Figure content listings:
───

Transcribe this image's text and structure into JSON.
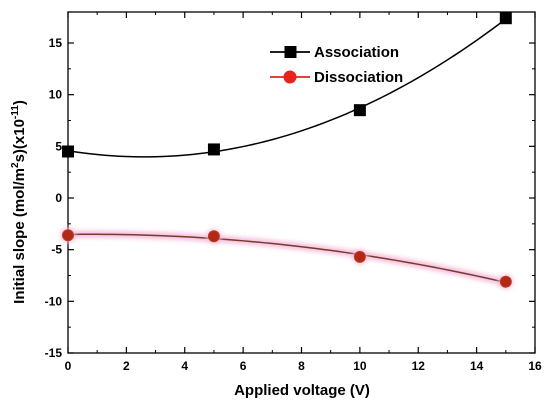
{
  "chart_data": {
    "type": "scatter",
    "xlabel": "Applied voltage (V)",
    "ylabel": "Initial slope (mol/m",
    "ylabel_sup1": "2",
    "ylabel_mid": "s)(x10",
    "ylabel_sup2": "-11",
    "ylabel_end": ")",
    "xlim": [
      0,
      16
    ],
    "ylim": [
      -15,
      18
    ],
    "xticks": [
      0,
      2,
      4,
      6,
      8,
      10,
      12,
      14,
      16
    ],
    "yticks": [
      -15,
      -10,
      -5,
      0,
      5,
      10,
      15
    ],
    "legend_position": "upper-center",
    "grid": false,
    "series": [
      {
        "name": "Association",
        "marker": "square",
        "color": "#000000",
        "fill": "#000000",
        "x": [
          0,
          5,
          10,
          15
        ],
        "y": [
          4.5,
          4.7,
          8.5,
          17.4
        ],
        "fit": "quadratic"
      },
      {
        "name": "Dissociation",
        "marker": "circle",
        "color": "#e8231c",
        "fill": "#b02a18",
        "x": [
          0,
          5,
          10,
          15
        ],
        "y": [
          -3.6,
          -3.7,
          -5.7,
          -8.1
        ],
        "fit": "quadratic"
      }
    ]
  }
}
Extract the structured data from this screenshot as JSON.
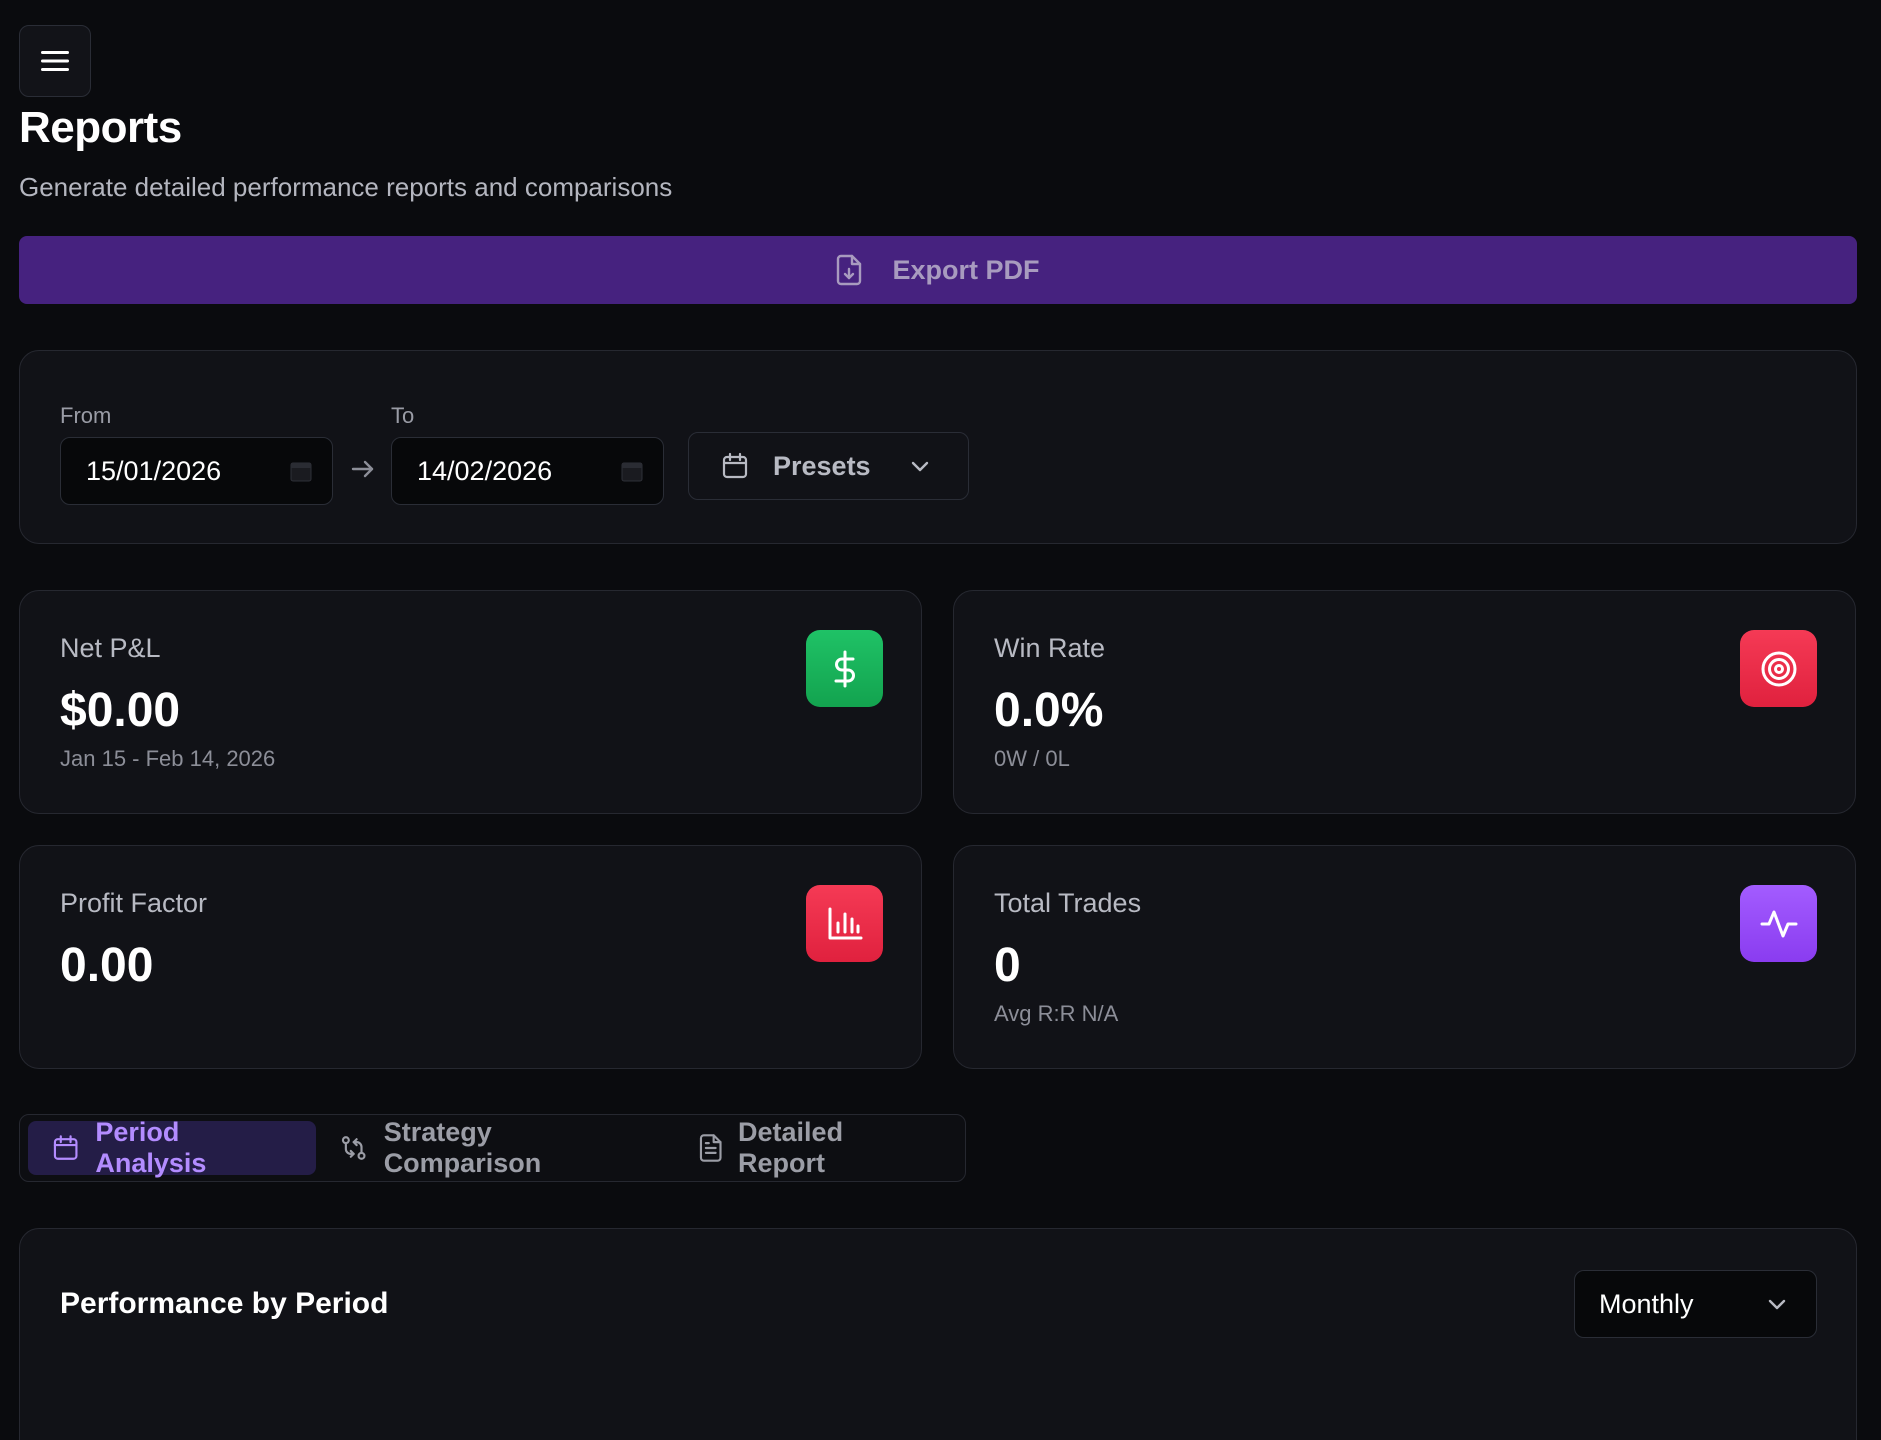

───

Print the complete listing exactly as it stands, without its pictures.

Transcribe this image's text and structure into JSON.
{
  "chart_data": {
    "type": "scatter",
    "xlabel": "Applied voltage (V)",
    "ylabel": "Initial slope (mol/m",
    "ylabel_sup1": "2",
    "ylabel_mid": "s)(x10",
    "ylabel_sup2": "-11",
    "ylabel_end": ")",
    "xlim": [
      0,
      16
    ],
    "ylim": [
      -15,
      18
    ],
    "xticks": [
      0,
      2,
      4,
      6,
      8,
      10,
      12,
      14,
      16
    ],
    "yticks": [
      -15,
      -10,
      -5,
      0,
      5,
      10,
      15
    ],
    "legend_position": "upper-center",
    "grid": false,
    "series": [
      {
        "name": "Association",
        "marker": "square",
        "color": "#000000",
        "fill": "#000000",
        "x": [
          0,
          5,
          10,
          15
        ],
        "y": [
          4.5,
          4.7,
          8.5,
          17.4
        ],
        "fit": "quadratic"
      },
      {
        "name": "Dissociation",
        "marker": "circle",
        "color": "#e8231c",
        "fill": "#b02a18",
        "x": [
          0,
          5,
          10,
          15
        ],
        "y": [
          -3.6,
          -3.7,
          -5.7,
          -8.1
        ],
        "fit": "quadratic"
      }
    ]
  }
}
Extract the structured data from this screenshot as JSON.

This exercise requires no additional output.